◆ WHAT YOU SHOULD DO
Write out every single entry exactly.

◆ EXERCISE INPUT
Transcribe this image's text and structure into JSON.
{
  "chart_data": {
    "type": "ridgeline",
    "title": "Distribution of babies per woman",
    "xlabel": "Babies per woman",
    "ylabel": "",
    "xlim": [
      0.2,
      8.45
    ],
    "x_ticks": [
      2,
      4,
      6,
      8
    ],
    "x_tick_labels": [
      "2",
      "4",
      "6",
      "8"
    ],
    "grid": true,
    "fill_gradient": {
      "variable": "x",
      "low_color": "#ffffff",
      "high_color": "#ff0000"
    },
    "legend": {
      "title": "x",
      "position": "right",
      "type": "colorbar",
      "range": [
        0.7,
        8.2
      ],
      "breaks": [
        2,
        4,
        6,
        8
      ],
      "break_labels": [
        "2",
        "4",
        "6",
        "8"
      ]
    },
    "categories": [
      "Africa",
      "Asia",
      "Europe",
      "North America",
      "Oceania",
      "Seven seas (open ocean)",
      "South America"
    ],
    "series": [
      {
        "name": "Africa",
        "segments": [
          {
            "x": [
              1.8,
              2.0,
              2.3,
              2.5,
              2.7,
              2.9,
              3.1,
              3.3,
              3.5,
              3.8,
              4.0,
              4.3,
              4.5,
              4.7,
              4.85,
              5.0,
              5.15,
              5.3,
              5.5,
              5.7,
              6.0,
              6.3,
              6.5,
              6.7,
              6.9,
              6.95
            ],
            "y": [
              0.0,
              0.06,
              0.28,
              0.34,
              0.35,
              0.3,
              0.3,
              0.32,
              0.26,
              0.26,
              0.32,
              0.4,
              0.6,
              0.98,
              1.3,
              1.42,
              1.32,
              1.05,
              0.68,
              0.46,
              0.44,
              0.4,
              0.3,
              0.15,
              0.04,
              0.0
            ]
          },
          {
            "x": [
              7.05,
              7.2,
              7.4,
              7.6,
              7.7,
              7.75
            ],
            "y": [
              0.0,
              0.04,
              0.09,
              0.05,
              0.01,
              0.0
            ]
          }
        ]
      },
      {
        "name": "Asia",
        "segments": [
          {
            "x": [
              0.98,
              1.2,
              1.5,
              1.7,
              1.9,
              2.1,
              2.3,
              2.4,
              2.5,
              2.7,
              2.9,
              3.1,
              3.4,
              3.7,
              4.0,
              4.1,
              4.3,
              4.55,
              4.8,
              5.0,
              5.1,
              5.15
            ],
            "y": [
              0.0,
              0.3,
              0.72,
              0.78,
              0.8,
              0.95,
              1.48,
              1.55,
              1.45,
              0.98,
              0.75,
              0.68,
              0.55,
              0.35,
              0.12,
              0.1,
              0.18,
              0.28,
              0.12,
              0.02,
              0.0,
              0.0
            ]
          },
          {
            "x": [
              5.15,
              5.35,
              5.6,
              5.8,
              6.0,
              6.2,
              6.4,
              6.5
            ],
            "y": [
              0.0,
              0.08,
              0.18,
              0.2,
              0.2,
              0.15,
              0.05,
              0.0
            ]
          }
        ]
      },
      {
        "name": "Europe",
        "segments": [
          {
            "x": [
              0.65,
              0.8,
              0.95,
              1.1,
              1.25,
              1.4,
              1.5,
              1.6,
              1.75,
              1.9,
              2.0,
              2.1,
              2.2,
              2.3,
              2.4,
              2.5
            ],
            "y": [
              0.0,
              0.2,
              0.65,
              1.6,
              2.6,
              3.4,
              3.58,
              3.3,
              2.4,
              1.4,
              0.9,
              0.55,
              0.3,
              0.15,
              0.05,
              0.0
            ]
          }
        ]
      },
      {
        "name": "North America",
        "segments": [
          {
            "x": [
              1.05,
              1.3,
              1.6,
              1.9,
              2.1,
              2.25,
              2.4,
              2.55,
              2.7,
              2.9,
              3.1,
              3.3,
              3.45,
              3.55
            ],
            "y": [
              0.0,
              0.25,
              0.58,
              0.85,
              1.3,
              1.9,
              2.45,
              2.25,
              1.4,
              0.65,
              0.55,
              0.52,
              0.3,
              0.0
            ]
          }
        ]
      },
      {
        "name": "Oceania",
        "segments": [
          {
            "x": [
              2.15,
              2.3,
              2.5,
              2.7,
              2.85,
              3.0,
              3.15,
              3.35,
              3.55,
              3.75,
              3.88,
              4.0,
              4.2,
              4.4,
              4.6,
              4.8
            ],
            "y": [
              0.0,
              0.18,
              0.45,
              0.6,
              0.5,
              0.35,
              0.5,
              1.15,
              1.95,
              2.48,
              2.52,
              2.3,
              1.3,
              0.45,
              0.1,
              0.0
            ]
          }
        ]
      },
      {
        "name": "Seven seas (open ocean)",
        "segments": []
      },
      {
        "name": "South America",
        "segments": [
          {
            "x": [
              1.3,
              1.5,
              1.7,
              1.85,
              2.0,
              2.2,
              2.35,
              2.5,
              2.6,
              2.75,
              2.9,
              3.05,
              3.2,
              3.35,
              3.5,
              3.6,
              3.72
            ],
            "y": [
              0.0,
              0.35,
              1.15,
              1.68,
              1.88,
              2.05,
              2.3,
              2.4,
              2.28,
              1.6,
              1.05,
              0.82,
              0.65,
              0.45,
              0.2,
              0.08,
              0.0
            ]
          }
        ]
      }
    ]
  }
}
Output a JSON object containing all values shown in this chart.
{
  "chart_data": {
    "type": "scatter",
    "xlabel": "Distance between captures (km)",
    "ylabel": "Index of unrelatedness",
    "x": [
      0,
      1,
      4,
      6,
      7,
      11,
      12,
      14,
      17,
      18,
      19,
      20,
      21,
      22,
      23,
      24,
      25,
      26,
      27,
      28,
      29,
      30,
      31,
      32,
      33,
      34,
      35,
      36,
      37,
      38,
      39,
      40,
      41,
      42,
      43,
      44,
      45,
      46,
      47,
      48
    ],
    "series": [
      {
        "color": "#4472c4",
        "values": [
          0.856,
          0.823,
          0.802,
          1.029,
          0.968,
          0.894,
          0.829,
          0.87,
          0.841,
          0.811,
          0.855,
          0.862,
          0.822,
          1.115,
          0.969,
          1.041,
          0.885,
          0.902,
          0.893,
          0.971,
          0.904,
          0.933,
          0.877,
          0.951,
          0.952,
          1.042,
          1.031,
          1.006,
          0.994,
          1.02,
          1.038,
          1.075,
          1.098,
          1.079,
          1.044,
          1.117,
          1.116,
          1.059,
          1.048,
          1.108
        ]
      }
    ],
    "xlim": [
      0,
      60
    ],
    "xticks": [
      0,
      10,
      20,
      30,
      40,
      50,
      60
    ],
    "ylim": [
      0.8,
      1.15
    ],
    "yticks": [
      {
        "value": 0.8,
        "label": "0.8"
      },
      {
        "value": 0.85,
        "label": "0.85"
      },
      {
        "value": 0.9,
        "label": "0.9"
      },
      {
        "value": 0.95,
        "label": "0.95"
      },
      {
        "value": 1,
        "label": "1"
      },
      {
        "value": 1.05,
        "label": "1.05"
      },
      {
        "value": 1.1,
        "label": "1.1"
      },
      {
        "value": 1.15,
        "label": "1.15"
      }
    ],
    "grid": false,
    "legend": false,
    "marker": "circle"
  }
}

◆ THE REPLY
Transcribe this image's text and structure into JSON.
{
  "chart_data": {
    "type": "ridgeline",
    "title": "Distribution of babies per woman",
    "xlabel": "Babies per woman",
    "ylabel": "",
    "xlim": [
      0.2,
      8.45
    ],
    "x_ticks": [
      2,
      4,
      6,
      8
    ],
    "x_tick_labels": [
      "2",
      "4",
      "6",
      "8"
    ],
    "grid": true,
    "fill_gradient": {
      "variable": "x",
      "low_color": "#ffffff",
      "high_color": "#ff0000"
    },
    "legend": {
      "title": "x",
      "position": "right",
      "type": "colorbar",
      "range": [
        0.7,
        8.2
      ],
      "breaks": [
        2,
        4,
        6,
        8
      ],
      "break_labels": [
        "2",
        "4",
        "6",
        "8"
      ]
    },
    "categories": [
      "Africa",
      "Asia",
      "Europe",
      "North America",
      "Oceania",
      "Seven seas (open ocean)",
      "South America"
    ],
    "series": [
      {
        "name": "Africa",
        "segments": [
          {
            "x": [
              1.8,
              2.0,
              2.3,
              2.5,
              2.7,
              2.9,
              3.1,
              3.3,
              3.5,
              3.8,
              4.0,
              4.3,
              4.5,
              4.7,
              4.85,
              5.0,
              5.15,
              5.3,
              5.5,
              5.7,
              6.0,
              6.3,
              6.5,
              6.7,
              6.9,
              6.95
            ],
            "y": [
              0.0,
              0.06,
              0.28,
              0.34,
              0.35,
              0.3,
              0.3,
              0.32,
              0.26,
              0.26,
              0.32,
              0.4,
              0.6,
              0.98,
              1.3,
              1.42,
              1.32,
              1.05,
              0.68,
              0.46,
              0.44,
              0.4,
              0.3,
              0.15,
              0.04,
              0.0
            ]
          },
          {
            "x": [
              7.05,
              7.2,
              7.4,
              7.6,
              7.7,
              7.75
            ],
            "y": [
              0.0,
              0.04,
              0.09,
              0.05,
              0.01,
              0.0
            ]
          }
        ]
      },
      {
        "name": "Asia",
        "segments": [
          {
            "x": [
              0.98,
              1.2,
              1.5,
              1.7,
              1.9,
              2.1,
              2.3,
              2.4,
              2.5,
              2.7,
              2.9,
              3.1,
              3.4,
              3.7,
              4.0,
              4.1,
              4.3,
              4.55,
              4.8,
              5.0,
              5.1,
              5.15
            ],
            "y": [
              0.0,
              0.3,
              0.72,
              0.78,
              0.8,
              0.95,
              1.48,
              1.55,
              1.45,
              0.98,
              0.75,
              0.68,
              0.55,
              0.35,
              0.12,
              0.1,
              0.18,
              0.28,
              0.12,
              0.02,
              0.0,
              0.0
            ]
          },
          {
            "x": [
              5.15,
              5.35,
              5.6,
              5.8,
              6.0,
              6.2,
              6.4,
              6.5
            ],
            "y": [
              0.0,
              0.08,
              0.18,
              0.2,
              0.2,
              0.15,
              0.05,
              0.0
            ]
          }
        ]
      },
      {
        "name": "Europe",
        "segments": [
          {
            "x": [
              0.65,
              0.8,
              0.95,
              1.1,
              1.25,
              1.4,
              1.5,
              1.6,
              1.75,
              1.9,
              2.0,
              2.1,
              2.2,
              2.3,
              2.4,
              2.5
            ],
            "y": [
              0.0,
              0.2,
              0.65,
              1.6,
              2.6,
              3.4,
              3.58,
              3.3,
              2.4,
              1.4,
              0.9,
              0.55,
              0.3,
              0.15,
              0.05,
              0.0
            ]
          }
        ]
      },
      {
        "name": "North America",
        "segments": [
          {
            "x": [
              1.05,
              1.3,
              1.6,
              1.9,
              2.1,
              2.25,
              2.4,
              2.55,
              2.7,
              2.9,
              3.1,
              3.3,
              3.45,
              3.55
            ],
            "y": [
              0.0,
              0.25,
              0.58,
              0.85,
              1.3,
              1.9,
              2.45,
              2.25,
              1.4,
              0.65,
              0.55,
              0.52,
              0.3,
              0.0
            ]
          }
        ]
      },
      {
        "name": "Oceania",
        "segments": [
          {
            "x": [
              2.15,
              2.3,
              2.5,
              2.7,
              2.85,
              3.0,
              3.15,
              3.35,
              3.55,
              3.75,
              3.88,
              4.0,
              4.2,
              4.4,
              4.6,
              4.8
            ],
            "y": [
              0.0,
              0.18,
              0.45,
              0.6,
              0.5,
              0.35,
              0.5,
              1.15,
              1.95,
              2.48,
              2.52,
              2.3,
              1.3,
              0.45,
              0.1,
              0.0
            ]
          }
        ]
      },
      {
        "name": "Seven seas (open ocean)",
        "segments": []
      },
      {
        "name": "South America",
        "segments": [
          {
            "x": [
              1.3,
              1.5,
              1.7,
              1.85,
              2.0,
              2.2,
              2.35,
              2.5,
              2.6,
              2.75,
              2.9,
              3.05,
              3.2,
              3.35,
              3.5,
              3.6,
              3.72
            ],
            "y": [
              0.0,
              0.35,
              1.15,
              1.68,
              1.88,
              2.05,
              2.3,
              2.4,
              2.28,
              1.6,
              1.05,
              0.82,
              0.65,
              0.45,
              0.2,
              0.08,
              0.0
            ]
          }
        ]
      }
    ]
  }
}
Output a JSON object containing all values shown in this chart.
{
  "chart_data": {
    "type": "scatter",
    "xlabel": "Distance between captures (km)",
    "ylabel": "Index of unrelatedness",
    "x": [
      0,
      1,
      4,
      6,
      7,
      11,
      12,
      14,
      17,
      18,
      19,
      20,
      21,
      22,
      23,
      24,
      25,
      26,
      27,
      28,
      29,
      30,
      31,
      32,
      33,
      34,
      35,
      36,
      37,
      38,
      39,
      40,
      41,
      42,
      43,
      44,
      45,
      46,
      47,
      48
    ],
    "series": [
      {
        "color": "#4472c4",
        "values": [
          0.856,
          0.823,
          0.802,
          1.029,
          0.968,
          0.894,
          0.829,
          0.87,
          0.841,
          0.811,
          0.855,
          0.862,
          0.822,
          1.115,
          0.969,
          1.041,
          0.885,
          0.902,
          0.893,
          0.971,
          0.904,
          0.933,
          0.877,
          0.951,
          0.952,
          1.042,
          1.031,
          1.006,
          0.994,
          1.02,
          1.038,
          1.075,
          1.098,
          1.079,
          1.044,
          1.117,
          1.116,
          1.059,
          1.048,
          1.108
        ]
      }
    ],
    "xlim": [
      0,
      60
    ],
    "xticks": [
      0,
      10,
      20,
      30,
      40,
      50,
      60
    ],
    "ylim": [
      0.8,
      1.15
    ],
    "yticks": [
      {
        "value": 0.8,
        "label": "0.8"
      },
      {
        "value": 0.85,
        "label": "0.85"
      },
      {
        "value": 0.9,
        "label": "0.9"
      },
      {
        "value": 0.95,
        "label": "0.95"
      },
      {
        "value": 1,
        "label": "1"
      },
      {
        "value": 1.05,
        "label": "1.05"
      },
      {
        "value": 1.1,
        "label": "1.1"
      },
      {
        "value": 1.15,
        "label": "1.15"
      }
    ],
    "grid": false,
    "legend": false,
    "marker": "circle"
  }
}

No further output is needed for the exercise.